Entries taken from a collection
----

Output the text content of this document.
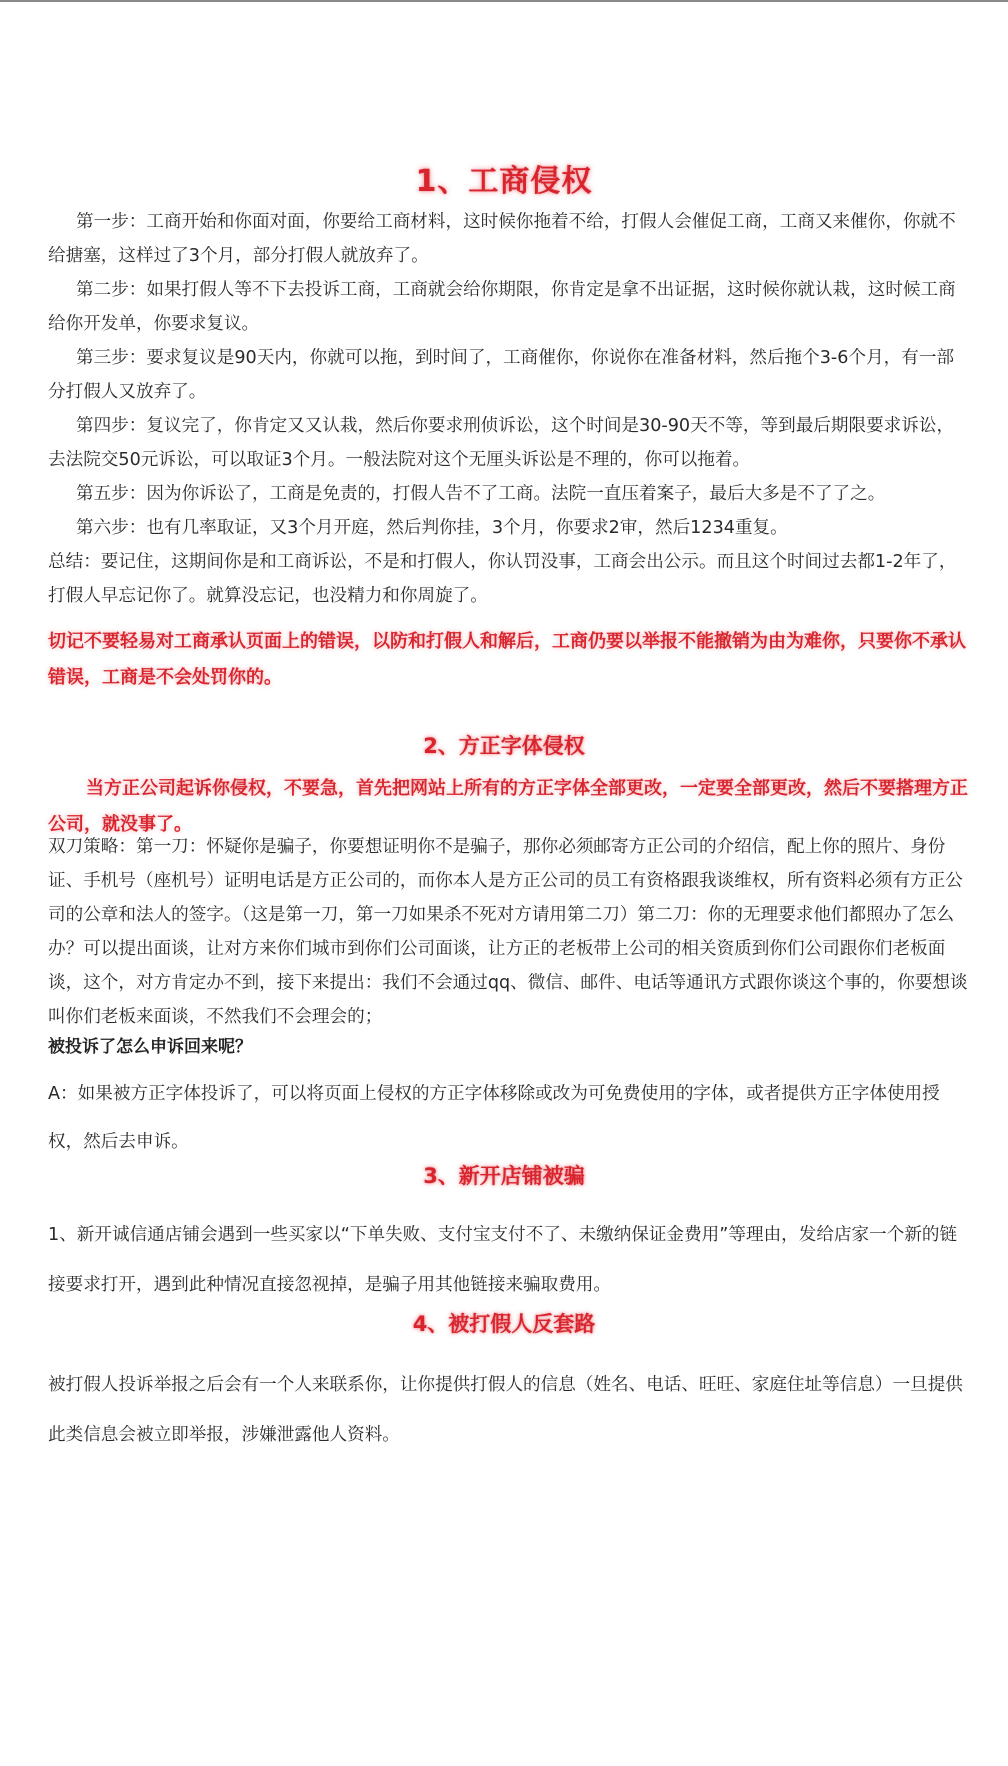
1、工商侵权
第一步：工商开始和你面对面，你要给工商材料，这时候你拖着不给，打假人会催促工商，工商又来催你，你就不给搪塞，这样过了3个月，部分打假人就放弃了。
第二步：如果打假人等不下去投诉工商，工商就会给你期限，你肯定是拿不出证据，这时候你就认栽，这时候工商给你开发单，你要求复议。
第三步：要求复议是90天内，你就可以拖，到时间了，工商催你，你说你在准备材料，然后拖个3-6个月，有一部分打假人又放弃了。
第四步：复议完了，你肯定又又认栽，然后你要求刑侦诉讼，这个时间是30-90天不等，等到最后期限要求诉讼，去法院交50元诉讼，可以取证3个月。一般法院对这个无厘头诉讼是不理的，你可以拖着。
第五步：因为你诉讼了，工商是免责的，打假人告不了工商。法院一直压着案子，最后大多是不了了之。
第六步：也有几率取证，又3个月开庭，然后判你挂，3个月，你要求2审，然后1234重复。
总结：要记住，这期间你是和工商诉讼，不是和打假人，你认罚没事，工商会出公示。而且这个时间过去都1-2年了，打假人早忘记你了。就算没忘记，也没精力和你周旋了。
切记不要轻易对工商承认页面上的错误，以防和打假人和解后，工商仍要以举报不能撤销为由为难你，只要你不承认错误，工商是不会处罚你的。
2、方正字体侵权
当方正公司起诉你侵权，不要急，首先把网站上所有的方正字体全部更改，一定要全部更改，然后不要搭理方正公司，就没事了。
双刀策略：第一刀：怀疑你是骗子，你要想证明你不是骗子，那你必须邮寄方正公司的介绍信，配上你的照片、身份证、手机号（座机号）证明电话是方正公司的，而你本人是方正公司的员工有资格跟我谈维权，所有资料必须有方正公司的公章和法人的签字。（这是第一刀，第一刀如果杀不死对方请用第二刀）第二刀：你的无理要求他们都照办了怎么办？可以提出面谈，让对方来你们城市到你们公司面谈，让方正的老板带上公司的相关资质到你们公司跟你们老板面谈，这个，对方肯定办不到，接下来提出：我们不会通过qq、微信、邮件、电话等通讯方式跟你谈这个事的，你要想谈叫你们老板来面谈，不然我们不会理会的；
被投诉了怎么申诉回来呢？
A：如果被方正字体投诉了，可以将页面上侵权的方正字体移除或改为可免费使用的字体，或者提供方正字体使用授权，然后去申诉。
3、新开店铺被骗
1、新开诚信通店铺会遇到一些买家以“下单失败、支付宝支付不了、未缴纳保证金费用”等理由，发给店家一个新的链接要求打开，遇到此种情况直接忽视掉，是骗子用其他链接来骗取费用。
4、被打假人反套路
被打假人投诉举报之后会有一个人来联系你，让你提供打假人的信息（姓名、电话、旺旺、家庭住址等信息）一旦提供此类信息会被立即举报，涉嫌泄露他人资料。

----

**Exercise instructions**
All of the entries above should be copied exactly, except for the pictures.

**Final answer**
Output the text content of this document.
1、工商侵权
第一步：工商开始和你面对面，你要给工商材料，这时候你拖着不给，打假人会催促工商，工商又来催你，你就不给搪塞，这样过了3个月，部分打假人就放弃了。
第二步：如果打假人等不下去投诉工商，工商就会给你期限，你肯定是拿不出证据，这时候你就认栽，这时候工商给你开发单，你要求复议。
第三步：要求复议是90天内，你就可以拖，到时间了，工商催你，你说你在准备材料，然后拖个3-6个月，有一部分打假人又放弃了。
第四步：复议完了，你肯定又又认栽，然后你要求刑侦诉讼，这个时间是30-90天不等，等到最后期限要求诉讼，去法院交50元诉讼，可以取证3个月。一般法院对这个无厘头诉讼是不理的，你可以拖着。
第五步：因为你诉讼了，工商是免责的，打假人告不了工商。法院一直压着案子，最后大多是不了了之。
第六步：也有几率取证，又3个月开庭，然后判你挂，3个月，你要求2审，然后1234重复。
总结：要记住，这期间你是和工商诉讼，不是和打假人，你认罚没事，工商会出公示。而且这个时间过去都1-2年了，打假人早忘记你了。就算没忘记，也没精力和你周旋了。
切记不要轻易对工商承认页面上的错误，以防和打假人和解后，工商仍要以举报不能撤销为由为难你，只要你不承认错误，工商是不会处罚你的。
2、方正字体侵权
当方正公司起诉你侵权，不要急，首先把网站上所有的方正字体全部更改，一定要全部更改，然后不要搭理方正公司，就没事了。
双刀策略：第一刀：怀疑你是骗子，你要想证明你不是骗子，那你必须邮寄方正公司的介绍信，配上你的照片、身份证、手机号（座机号）证明电话是方正公司的，而你本人是方正公司的员工有资格跟我谈维权，所有资料必须有方正公司的公章和法人的签字。（这是第一刀，第一刀如果杀不死对方请用第二刀）第二刀：你的无理要求他们都照办了怎么办？可以提出面谈，让对方来你们城市到你们公司面谈，让方正的老板带上公司的相关资质到你们公司跟你们老板面谈，这个，对方肯定办不到，接下来提出：我们不会通过qq、微信、邮件、电话等通讯方式跟你谈这个事的，你要想谈叫你们老板来面谈，不然我们不会理会的；
被投诉了怎么申诉回来呢？
A：如果被方正字体投诉了，可以将页面上侵权的方正字体移除或改为可免费使用的字体，或者提供方正字体使用授权，然后去申诉。
3、新开店铺被骗
1、新开诚信通店铺会遇到一些买家以“下单失败、支付宝支付不了、未缴纳保证金费用”等理由，发给店家一个新的链接要求打开，遇到此种情况直接忽视掉，是骗子用其他链接来骗取费用。
4、被打假人反套路
被打假人投诉举报之后会有一个人来联系你，让你提供打假人的信息（姓名、电话、旺旺、家庭住址等信息）一旦提供此类信息会被立即举报，涉嫌泄露他人资料。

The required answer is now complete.